**** Records to process

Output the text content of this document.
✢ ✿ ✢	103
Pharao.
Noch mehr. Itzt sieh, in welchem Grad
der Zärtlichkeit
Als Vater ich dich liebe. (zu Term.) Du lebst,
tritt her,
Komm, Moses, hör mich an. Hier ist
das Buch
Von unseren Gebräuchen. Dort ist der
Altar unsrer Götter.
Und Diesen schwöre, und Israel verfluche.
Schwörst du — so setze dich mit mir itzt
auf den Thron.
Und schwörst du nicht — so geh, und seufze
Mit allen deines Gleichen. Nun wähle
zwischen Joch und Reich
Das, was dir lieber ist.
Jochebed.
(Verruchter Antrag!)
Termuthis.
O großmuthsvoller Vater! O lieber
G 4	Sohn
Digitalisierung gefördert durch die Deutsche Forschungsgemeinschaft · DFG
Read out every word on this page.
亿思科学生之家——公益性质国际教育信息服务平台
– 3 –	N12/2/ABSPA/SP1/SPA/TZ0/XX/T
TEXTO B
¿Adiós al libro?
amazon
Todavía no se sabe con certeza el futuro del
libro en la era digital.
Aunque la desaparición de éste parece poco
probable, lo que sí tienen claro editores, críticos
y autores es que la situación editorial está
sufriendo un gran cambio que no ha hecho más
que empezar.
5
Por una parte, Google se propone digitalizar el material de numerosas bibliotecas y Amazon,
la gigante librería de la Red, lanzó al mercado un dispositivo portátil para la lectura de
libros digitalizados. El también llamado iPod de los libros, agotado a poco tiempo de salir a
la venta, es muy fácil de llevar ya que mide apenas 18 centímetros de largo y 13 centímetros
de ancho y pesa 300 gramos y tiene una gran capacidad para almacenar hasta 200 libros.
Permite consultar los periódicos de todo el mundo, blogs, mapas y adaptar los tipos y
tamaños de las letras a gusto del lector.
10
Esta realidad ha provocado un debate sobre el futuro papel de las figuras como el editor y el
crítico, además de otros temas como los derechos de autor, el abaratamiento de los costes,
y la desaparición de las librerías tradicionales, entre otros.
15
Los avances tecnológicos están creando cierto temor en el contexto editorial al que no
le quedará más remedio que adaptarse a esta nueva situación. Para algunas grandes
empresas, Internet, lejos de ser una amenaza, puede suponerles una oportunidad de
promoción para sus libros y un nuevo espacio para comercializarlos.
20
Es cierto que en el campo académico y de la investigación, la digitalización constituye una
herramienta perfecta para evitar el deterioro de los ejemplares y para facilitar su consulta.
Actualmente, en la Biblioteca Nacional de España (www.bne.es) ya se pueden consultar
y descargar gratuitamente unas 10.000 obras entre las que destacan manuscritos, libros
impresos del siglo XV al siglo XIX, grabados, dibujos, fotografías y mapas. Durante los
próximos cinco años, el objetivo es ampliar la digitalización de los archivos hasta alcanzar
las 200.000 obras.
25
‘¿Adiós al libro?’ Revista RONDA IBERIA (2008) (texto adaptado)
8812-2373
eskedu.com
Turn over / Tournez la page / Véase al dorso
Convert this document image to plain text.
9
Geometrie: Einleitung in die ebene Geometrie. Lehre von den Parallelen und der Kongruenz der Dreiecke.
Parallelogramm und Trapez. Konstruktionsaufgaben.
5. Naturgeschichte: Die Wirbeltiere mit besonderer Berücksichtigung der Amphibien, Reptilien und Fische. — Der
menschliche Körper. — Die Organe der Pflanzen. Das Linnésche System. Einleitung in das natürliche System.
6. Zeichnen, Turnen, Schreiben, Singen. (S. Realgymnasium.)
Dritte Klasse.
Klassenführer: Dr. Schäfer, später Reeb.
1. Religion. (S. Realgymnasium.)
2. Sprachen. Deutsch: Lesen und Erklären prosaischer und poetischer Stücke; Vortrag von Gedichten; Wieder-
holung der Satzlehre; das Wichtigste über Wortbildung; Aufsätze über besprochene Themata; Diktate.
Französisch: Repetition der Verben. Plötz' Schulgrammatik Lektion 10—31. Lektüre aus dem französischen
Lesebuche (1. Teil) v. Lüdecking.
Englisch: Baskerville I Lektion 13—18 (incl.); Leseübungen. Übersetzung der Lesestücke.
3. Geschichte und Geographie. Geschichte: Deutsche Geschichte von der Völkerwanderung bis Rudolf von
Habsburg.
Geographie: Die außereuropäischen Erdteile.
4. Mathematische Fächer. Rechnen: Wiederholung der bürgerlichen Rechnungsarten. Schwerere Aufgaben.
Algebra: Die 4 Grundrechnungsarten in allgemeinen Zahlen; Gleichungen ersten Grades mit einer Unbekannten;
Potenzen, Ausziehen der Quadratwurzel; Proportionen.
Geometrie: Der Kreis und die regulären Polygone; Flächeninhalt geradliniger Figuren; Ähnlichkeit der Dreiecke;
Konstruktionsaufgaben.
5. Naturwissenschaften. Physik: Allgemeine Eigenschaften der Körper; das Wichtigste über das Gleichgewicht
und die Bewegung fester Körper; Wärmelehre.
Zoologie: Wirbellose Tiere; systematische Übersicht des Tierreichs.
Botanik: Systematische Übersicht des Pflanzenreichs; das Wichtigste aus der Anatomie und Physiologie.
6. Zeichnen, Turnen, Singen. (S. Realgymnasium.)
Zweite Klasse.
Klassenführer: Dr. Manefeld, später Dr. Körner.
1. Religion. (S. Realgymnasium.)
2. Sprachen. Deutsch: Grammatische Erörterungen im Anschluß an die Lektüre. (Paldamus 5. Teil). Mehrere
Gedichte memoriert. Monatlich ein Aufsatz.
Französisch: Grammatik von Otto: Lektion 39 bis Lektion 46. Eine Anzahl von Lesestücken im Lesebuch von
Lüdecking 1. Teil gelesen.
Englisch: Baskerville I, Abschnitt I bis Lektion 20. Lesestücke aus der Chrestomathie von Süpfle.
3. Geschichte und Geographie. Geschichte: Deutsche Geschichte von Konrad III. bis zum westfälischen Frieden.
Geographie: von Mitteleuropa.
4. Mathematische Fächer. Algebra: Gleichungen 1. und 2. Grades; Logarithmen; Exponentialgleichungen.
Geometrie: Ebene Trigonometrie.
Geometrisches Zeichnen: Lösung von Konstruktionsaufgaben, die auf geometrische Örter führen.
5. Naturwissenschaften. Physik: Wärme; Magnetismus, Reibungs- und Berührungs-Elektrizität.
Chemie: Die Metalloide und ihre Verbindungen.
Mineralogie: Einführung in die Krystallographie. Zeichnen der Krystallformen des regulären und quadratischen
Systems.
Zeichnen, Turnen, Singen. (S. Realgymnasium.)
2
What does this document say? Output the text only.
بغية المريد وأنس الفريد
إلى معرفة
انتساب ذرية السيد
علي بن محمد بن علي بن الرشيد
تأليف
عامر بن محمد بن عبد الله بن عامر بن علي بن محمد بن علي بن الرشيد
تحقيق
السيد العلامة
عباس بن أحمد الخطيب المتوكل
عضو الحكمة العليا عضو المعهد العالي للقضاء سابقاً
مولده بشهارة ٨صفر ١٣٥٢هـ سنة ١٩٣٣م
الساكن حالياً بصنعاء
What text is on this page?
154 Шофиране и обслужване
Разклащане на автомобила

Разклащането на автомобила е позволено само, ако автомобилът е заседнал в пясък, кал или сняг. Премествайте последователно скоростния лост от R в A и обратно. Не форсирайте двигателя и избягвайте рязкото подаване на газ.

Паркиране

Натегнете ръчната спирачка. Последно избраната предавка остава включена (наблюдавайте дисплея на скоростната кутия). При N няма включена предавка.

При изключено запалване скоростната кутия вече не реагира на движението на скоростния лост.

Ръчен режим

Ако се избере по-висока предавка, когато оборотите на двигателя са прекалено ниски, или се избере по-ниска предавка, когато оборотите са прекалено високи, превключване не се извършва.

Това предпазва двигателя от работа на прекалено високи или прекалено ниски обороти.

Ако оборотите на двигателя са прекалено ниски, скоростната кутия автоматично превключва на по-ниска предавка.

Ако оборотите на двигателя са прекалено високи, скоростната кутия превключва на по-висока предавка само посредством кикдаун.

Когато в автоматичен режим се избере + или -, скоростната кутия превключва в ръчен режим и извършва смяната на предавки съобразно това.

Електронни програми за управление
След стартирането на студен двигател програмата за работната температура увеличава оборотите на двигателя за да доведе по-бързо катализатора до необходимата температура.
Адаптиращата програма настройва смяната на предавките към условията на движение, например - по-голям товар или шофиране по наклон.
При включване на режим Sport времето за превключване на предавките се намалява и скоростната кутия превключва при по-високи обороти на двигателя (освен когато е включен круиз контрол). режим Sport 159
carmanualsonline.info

********

_What to work on_: Gather each line holding the string "poco".

_Final result_:
Aunque la desaparición de éste parece poco
libros digitalizados. El también llamado iPod de los libros, agotado a poco tiempo de salir a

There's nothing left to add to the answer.